[start of Extracted records]

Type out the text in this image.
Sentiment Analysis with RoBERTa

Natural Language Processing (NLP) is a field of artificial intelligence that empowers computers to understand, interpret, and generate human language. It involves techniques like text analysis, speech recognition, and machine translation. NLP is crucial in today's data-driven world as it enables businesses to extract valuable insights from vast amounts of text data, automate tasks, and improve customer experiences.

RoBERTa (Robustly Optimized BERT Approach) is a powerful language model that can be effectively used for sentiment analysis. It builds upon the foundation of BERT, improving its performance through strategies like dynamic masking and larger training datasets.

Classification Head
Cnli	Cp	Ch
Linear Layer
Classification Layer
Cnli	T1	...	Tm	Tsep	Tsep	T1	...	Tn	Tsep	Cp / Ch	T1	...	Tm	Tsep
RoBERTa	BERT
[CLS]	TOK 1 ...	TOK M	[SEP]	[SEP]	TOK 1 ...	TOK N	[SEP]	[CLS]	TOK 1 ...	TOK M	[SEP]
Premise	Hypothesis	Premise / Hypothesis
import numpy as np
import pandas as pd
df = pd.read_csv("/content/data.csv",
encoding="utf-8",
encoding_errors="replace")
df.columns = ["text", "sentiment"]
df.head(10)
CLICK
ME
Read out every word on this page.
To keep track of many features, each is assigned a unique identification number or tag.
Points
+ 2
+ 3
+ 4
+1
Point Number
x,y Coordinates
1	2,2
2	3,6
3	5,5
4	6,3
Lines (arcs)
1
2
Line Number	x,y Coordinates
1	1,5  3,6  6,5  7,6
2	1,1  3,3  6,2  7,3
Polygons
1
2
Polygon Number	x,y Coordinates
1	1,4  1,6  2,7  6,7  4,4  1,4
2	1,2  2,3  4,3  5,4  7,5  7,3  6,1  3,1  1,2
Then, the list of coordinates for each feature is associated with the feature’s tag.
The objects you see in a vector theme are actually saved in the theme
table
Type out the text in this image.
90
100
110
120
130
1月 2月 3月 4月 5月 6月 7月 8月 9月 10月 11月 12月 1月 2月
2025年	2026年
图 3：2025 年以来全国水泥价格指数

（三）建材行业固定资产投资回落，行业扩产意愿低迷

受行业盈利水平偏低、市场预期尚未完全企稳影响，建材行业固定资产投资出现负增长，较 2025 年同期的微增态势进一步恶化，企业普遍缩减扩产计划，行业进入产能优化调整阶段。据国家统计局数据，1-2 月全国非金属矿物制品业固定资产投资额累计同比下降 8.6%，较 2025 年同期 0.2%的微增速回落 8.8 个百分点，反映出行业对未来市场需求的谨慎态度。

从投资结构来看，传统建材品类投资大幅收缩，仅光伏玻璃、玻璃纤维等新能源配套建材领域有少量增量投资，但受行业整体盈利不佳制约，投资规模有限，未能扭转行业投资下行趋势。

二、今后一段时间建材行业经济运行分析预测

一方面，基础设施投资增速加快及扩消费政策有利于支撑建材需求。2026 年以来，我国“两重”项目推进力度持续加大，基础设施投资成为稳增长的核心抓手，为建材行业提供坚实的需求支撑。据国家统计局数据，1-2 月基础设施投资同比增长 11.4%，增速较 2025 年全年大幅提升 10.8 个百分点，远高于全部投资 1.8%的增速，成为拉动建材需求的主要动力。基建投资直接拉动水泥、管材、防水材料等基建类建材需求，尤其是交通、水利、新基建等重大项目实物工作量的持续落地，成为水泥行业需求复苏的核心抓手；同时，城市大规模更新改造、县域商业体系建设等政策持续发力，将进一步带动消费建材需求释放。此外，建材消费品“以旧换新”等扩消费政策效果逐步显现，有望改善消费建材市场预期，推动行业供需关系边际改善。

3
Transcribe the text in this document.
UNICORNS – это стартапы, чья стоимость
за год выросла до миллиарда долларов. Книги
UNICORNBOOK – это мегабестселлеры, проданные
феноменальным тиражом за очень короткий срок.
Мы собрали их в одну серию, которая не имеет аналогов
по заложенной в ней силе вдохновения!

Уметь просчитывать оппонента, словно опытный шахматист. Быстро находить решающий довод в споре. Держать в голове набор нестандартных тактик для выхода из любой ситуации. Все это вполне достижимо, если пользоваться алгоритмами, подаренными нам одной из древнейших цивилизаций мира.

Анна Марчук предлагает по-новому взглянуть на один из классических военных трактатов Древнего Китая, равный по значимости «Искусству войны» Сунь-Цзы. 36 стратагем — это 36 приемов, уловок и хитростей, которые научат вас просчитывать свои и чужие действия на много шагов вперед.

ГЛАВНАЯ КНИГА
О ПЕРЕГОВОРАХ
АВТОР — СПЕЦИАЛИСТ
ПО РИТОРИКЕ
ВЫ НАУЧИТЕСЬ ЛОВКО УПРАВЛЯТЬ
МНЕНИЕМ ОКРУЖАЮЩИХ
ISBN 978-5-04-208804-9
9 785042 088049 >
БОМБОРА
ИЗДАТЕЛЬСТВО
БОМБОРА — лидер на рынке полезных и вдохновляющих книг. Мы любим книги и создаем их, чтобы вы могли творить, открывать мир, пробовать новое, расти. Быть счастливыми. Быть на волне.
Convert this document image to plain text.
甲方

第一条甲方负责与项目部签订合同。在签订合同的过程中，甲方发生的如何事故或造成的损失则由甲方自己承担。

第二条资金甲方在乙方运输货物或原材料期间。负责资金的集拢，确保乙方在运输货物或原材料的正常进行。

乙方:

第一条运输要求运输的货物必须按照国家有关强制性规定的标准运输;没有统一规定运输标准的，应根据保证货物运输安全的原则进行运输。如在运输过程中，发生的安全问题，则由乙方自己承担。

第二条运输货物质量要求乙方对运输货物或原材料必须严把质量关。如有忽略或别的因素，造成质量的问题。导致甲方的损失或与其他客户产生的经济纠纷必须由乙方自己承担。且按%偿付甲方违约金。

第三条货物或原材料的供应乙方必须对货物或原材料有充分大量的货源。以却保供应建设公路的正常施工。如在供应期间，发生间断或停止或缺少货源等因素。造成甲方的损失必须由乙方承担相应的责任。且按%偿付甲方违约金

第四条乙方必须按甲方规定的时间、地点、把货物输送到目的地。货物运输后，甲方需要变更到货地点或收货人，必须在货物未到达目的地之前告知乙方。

[end of Extracted records]

● The problem:
Nothing but the lines from the one with "Convert this document image to plain text." through the last line should be repeated, each exactly as it stands.

● Solution to the problem:
Convert this document image to plain text.
甲方

第一条甲方负责与项目部签订合同。在签订合同的过程中，甲方发生的如何事故或造成的损失则由甲方自己承担。

第二条资金甲方在乙方运输货物或原材料期间。负责资金的集拢，确保乙方在运输货物或原材料的正常进行。

乙方:

第一条运输要求运输的货物必须按照国家有关强制性规定的标准运输;没有统一规定运输标准的，应根据保证货物运输安全的原则进行运输。如在运输过程中，发生的安全问题，则由乙方自己承担。

第二条运输货物质量要求乙方对运输货物或原材料必须严把质量关。如有忽略或别的因素，造成质量的问题。导致甲方的损失或与其他客户产生的经济纠纷必须由乙方自己承担。且按%偿付甲方违约金。

第三条货物或原材料的供应乙方必须对货物或原材料有充分大量的货源。以却保供应建设公路的正常施工。如在供应期间，发生间断或停止或缺少货源等因素。造成甲方的损失必须由乙方承担相应的责任。且按%偿付甲方违约金

第四条乙方必须按甲方规定的时间、地点、把货物输送到目的地。货物运输后，甲方需要变更到货地点或收货人，必须在货物未到达目的地之前告知乙方。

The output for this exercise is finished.